List each line holding the string "points".

------------------------------------------------

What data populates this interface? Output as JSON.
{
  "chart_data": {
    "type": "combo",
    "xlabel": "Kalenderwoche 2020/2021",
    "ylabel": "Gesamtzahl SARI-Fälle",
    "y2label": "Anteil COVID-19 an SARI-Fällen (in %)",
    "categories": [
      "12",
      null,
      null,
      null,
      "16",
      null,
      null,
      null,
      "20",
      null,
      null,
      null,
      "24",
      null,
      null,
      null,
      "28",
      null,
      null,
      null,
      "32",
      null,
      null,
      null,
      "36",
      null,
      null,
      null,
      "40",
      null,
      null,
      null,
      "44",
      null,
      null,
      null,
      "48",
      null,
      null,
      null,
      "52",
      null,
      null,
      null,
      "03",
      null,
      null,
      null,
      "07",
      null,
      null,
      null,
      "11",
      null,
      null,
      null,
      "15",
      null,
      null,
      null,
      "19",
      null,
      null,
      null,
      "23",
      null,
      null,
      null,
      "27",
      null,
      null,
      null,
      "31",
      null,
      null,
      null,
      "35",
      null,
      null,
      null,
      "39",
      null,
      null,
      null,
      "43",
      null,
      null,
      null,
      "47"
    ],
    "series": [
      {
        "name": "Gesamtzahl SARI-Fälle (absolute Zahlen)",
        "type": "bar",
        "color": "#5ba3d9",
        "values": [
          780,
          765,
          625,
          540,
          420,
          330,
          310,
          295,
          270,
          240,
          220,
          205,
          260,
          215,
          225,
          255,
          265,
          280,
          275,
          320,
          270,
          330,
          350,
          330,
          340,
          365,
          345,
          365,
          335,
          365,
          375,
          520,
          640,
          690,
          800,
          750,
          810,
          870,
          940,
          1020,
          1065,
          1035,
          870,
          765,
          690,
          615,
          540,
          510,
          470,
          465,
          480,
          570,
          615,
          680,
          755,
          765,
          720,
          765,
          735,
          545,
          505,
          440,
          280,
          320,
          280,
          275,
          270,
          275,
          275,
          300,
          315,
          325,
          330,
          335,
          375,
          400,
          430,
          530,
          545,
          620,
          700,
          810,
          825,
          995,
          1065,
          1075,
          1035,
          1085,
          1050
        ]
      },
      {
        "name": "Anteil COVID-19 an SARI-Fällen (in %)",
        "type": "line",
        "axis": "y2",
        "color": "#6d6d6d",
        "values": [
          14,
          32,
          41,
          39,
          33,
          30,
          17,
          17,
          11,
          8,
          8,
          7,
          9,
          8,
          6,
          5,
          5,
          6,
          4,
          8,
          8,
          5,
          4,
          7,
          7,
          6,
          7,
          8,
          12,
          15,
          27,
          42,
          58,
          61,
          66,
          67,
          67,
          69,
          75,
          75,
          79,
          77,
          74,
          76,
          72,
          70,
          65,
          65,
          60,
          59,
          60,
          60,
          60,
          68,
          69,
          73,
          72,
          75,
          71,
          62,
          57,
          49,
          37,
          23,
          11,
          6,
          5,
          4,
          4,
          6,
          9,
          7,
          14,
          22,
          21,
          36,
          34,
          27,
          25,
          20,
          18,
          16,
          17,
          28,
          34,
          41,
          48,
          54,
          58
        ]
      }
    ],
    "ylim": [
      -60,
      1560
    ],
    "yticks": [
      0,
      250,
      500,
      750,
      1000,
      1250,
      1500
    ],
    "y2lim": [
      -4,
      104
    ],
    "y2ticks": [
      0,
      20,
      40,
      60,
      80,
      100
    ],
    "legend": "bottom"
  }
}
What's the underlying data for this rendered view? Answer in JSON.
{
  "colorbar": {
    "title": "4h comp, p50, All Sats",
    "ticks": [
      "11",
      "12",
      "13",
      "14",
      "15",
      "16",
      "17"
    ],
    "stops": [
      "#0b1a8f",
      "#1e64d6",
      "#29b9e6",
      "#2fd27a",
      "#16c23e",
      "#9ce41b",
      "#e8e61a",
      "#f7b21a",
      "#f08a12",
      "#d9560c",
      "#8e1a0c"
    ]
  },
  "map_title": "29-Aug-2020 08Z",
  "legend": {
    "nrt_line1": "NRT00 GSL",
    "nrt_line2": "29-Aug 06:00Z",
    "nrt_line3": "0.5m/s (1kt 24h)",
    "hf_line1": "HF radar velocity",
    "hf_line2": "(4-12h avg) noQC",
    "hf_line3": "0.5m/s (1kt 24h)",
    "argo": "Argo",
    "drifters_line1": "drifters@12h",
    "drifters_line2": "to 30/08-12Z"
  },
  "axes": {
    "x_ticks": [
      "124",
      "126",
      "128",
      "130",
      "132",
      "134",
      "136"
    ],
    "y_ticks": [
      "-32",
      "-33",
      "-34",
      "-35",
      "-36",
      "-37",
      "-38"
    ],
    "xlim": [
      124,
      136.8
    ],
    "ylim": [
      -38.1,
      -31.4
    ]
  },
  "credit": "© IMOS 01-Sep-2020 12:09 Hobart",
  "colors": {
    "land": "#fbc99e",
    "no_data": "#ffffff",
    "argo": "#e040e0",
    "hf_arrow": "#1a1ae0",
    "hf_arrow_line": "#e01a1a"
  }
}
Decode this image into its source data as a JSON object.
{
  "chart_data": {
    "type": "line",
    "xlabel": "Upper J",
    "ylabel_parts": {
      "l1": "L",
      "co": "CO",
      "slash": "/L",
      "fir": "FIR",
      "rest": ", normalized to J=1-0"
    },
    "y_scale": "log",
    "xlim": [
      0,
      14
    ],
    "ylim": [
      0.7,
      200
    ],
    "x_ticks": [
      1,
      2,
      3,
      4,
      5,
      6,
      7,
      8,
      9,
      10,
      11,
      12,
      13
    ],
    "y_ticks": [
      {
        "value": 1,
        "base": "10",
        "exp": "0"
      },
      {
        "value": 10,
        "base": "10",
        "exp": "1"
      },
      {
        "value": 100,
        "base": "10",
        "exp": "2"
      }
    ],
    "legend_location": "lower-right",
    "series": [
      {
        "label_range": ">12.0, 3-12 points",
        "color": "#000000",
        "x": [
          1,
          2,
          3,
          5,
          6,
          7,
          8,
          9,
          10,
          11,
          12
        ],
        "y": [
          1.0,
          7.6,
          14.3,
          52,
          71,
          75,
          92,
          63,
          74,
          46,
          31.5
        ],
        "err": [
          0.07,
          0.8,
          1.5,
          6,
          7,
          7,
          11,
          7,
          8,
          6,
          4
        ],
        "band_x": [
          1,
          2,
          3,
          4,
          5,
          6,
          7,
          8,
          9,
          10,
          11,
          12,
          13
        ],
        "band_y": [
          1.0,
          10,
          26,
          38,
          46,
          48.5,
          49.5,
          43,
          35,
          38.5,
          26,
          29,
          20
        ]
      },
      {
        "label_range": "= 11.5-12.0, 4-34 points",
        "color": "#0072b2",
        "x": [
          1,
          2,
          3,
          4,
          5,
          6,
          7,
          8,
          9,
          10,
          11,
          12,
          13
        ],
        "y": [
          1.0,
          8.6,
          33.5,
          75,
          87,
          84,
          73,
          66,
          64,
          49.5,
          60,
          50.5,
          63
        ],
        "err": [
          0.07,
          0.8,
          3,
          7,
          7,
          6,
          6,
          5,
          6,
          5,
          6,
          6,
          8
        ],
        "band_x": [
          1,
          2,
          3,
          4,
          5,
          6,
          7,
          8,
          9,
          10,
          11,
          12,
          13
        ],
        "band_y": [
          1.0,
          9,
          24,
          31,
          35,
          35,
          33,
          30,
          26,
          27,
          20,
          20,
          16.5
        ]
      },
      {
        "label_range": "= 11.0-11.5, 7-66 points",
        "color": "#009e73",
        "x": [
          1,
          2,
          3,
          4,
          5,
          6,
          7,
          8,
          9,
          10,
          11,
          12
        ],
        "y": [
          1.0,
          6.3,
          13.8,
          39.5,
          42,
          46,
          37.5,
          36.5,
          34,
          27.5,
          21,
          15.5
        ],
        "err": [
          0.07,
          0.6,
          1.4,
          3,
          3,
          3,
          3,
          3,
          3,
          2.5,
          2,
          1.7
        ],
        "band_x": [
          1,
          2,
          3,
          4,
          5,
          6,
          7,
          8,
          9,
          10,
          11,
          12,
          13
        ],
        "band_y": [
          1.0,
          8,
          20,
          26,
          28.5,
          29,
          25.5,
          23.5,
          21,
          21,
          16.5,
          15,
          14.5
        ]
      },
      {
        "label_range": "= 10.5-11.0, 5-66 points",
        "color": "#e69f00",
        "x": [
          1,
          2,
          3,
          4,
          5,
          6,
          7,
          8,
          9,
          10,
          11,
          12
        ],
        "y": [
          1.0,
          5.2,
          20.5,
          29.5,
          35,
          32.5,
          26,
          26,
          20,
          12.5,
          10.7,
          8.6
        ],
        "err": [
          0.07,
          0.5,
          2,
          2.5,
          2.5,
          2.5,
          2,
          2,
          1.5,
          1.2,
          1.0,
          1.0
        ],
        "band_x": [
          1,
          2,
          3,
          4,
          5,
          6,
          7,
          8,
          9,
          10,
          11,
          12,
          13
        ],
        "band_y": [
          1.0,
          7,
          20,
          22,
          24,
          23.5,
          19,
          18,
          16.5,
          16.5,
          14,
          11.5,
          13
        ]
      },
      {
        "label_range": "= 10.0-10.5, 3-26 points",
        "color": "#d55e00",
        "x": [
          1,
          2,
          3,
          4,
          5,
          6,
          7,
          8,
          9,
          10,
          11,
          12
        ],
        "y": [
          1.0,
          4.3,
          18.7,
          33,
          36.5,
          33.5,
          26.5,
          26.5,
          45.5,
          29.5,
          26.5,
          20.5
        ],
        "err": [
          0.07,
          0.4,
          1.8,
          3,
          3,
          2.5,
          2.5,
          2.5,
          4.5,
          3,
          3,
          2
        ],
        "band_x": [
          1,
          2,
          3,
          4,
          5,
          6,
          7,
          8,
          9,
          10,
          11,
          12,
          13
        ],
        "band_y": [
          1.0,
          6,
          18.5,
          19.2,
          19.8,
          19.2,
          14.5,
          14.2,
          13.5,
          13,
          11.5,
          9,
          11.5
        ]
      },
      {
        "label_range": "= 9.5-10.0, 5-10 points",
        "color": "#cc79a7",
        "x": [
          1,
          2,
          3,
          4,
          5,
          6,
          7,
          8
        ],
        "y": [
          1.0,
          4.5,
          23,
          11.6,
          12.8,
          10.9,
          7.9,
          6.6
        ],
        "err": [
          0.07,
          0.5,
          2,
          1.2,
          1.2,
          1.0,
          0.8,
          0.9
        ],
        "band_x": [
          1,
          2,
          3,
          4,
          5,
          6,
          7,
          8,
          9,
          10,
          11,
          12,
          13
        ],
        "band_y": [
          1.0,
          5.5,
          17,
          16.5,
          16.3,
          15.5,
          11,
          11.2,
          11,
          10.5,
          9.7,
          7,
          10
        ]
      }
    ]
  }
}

------------------------------------------------

### [Task response]
        "label_range": ">12.0, 3-12 points",
        "label_range": "= 11.5-12.0, 4-34 points",
        "label_range": "= 11.0-11.5, 7-66 points",
        "label_range": "= 10.5-11.0, 5-66 points",
        "label_range": "= 10.0-10.5, 3-26 points",
        "label_range": "= 9.5-10.0, 5-10 points",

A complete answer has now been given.